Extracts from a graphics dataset
:::::
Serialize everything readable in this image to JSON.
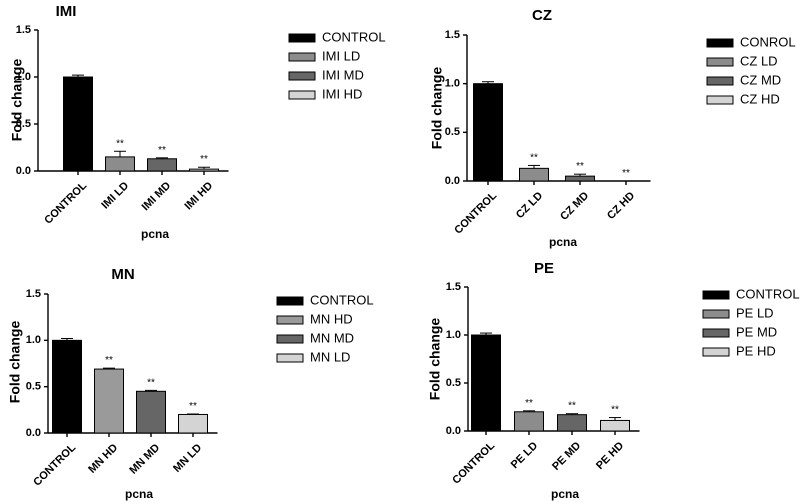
{
  "chart_data": [
    {
      "type": "bar",
      "title": "IMI",
      "xlabel": "pcna",
      "ylabel": "Fold change",
      "ylim": [
        0,
        1.5
      ],
      "yticks": [
        "0.0",
        "0.5",
        "1.0",
        "1.5"
      ],
      "categories": [
        "CONTROL",
        "IMI LD",
        "IMI MD",
        "IMI HD"
      ],
      "values": [
        1.0,
        0.15,
        0.13,
        0.02
      ],
      "errors": [
        0.02,
        0.06,
        0.01,
        0.02
      ],
      "significance": [
        "",
        "**",
        "**",
        "**"
      ],
      "colors": [
        "#000000",
        "#8c8c8c",
        "#666666",
        "#d4d4d4"
      ],
      "legend": [
        "CONTROL",
        "IMI LD",
        "IMI MD",
        "IMI HD"
      ],
      "legend_position": "right"
    },
    {
      "type": "bar",
      "title": "CZ",
      "xlabel": "pcna",
      "ylabel": "Fold change",
      "ylim": [
        0,
        1.5
      ],
      "yticks": [
        "0.0",
        "0.5",
        "1.0",
        "1.5"
      ],
      "categories": [
        "CONTROL",
        "CZ LD",
        "CZ MD",
        "CZ HD"
      ],
      "values": [
        1.0,
        0.13,
        0.05,
        0.0
      ],
      "errors": [
        0.02,
        0.03,
        0.02,
        0.0
      ],
      "significance": [
        "",
        "**",
        "**",
        "**"
      ],
      "colors": [
        "#000000",
        "#8c8c8c",
        "#666666",
        "#d4d4d4"
      ],
      "legend": [
        "CONROL",
        "CZ LD",
        "CZ MD",
        "CZ HD"
      ],
      "legend_position": "right"
    },
    {
      "type": "bar",
      "title": "MN",
      "xlabel": "pcna",
      "ylabel": "Fold change",
      "ylim": [
        0,
        1.5
      ],
      "yticks": [
        "0.0",
        "0.5",
        "1.0",
        "1.5"
      ],
      "categories": [
        "CONTROL",
        "MN HD",
        "MN MD",
        "MN LD"
      ],
      "values": [
        1.0,
        0.69,
        0.45,
        0.2
      ],
      "errors": [
        0.02,
        0.01,
        0.01,
        0.005
      ],
      "significance": [
        "",
        "**",
        "**",
        "**"
      ],
      "colors": [
        "#000000",
        "#9a9a9a",
        "#666666",
        "#d4d4d4"
      ],
      "legend": [
        "CONTROL",
        "MN HD",
        "MN MD",
        "MN LD"
      ],
      "legend_position": "right"
    },
    {
      "type": "bar",
      "title": "PE",
      "xlabel": "pcna",
      "ylabel": "Fold change",
      "ylim": [
        0,
        1.5
      ],
      "yticks": [
        "0.0",
        "0.5",
        "1.0",
        "1.5"
      ],
      "categories": [
        "CONTROL",
        "PE LD",
        "PE MD",
        "PE HD"
      ],
      "values": [
        1.0,
        0.2,
        0.17,
        0.11
      ],
      "errors": [
        0.02,
        0.01,
        0.01,
        0.03
      ],
      "significance": [
        "",
        "**",
        "**",
        "**"
      ],
      "colors": [
        "#000000",
        "#8c8c8c",
        "#666666",
        "#d4d4d4"
      ],
      "legend": [
        "CONTROL",
        "PE LD",
        "PE MD",
        "PE HD"
      ],
      "legend_position": "right"
    }
  ]
}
:::::
CHALLENGE:
Using the records above, output their complete text exactly, minus any images.

EXERCISE SOLUTION:
Serialize everything readable in this image to JSON.
{
  "chart_data": [
    {
      "type": "bar",
      "title": "IMI",
      "xlabel": "pcna",
      "ylabel": "Fold change",
      "ylim": [
        0,
        1.5
      ],
      "yticks": [
        "0.0",
        "0.5",
        "1.0",
        "1.5"
      ],
      "categories": [
        "CONTROL",
        "IMI LD",
        "IMI MD",
        "IMI HD"
      ],
      "values": [
        1.0,
        0.15,
        0.13,
        0.02
      ],
      "errors": [
        0.02,
        0.06,
        0.01,
        0.02
      ],
      "significance": [
        "",
        "**",
        "**",
        "**"
      ],
      "colors": [
        "#000000",
        "#8c8c8c",
        "#666666",
        "#d4d4d4"
      ],
      "legend": [
        "CONTROL",
        "IMI LD",
        "IMI MD",
        "IMI HD"
      ],
      "legend_position": "right"
    },
    {
      "type": "bar",
      "title": "CZ",
      "xlabel": "pcna",
      "ylabel": "Fold change",
      "ylim": [
        0,
        1.5
      ],
      "yticks": [
        "0.0",
        "0.5",
        "1.0",
        "1.5"
      ],
      "categories": [
        "CONTROL",
        "CZ LD",
        "CZ MD",
        "CZ HD"
      ],
      "values": [
        1.0,
        0.13,
        0.05,
        0.0
      ],
      "errors": [
        0.02,
        0.03,
        0.02,
        0.0
      ],
      "significance": [
        "",
        "**",
        "**",
        "**"
      ],
      "colors": [
        "#000000",
        "#8c8c8c",
        "#666666",
        "#d4d4d4"
      ],
      "legend": [
        "CONROL",
        "CZ LD",
        "CZ MD",
        "CZ HD"
      ],
      "legend_position": "right"
    },
    {
      "type": "bar",
      "title": "MN",
      "xlabel": "pcna",
      "ylabel": "Fold change",
      "ylim": [
        0,
        1.5
      ],
      "yticks": [
        "0.0",
        "0.5",
        "1.0",
        "1.5"
      ],
      "categories": [
        "CONTROL",
        "MN HD",
        "MN MD",
        "MN LD"
      ],
      "values": [
        1.0,
        0.69,
        0.45,
        0.2
      ],
      "errors": [
        0.02,
        0.01,
        0.01,
        0.005
      ],
      "significance": [
        "",
        "**",
        "**",
        "**"
      ],
      "colors": [
        "#000000",
        "#9a9a9a",
        "#666666",
        "#d4d4d4"
      ],
      "legend": [
        "CONTROL",
        "MN HD",
        "MN MD",
        "MN LD"
      ],
      "legend_position": "right"
    },
    {
      "type": "bar",
      "title": "PE",
      "xlabel": "pcna",
      "ylabel": "Fold change",
      "ylim": [
        0,
        1.5
      ],
      "yticks": [
        "0.0",
        "0.5",
        "1.0",
        "1.5"
      ],
      "categories": [
        "CONTROL",
        "PE LD",
        "PE MD",
        "PE HD"
      ],
      "values": [
        1.0,
        0.2,
        0.17,
        0.11
      ],
      "errors": [
        0.02,
        0.01,
        0.01,
        0.03
      ],
      "significance": [
        "",
        "**",
        "**",
        "**"
      ],
      "colors": [
        "#000000",
        "#8c8c8c",
        "#666666",
        "#d4d4d4"
      ],
      "legend": [
        "CONTROL",
        "PE LD",
        "PE MD",
        "PE HD"
      ],
      "legend_position": "right"
    }
  ]
}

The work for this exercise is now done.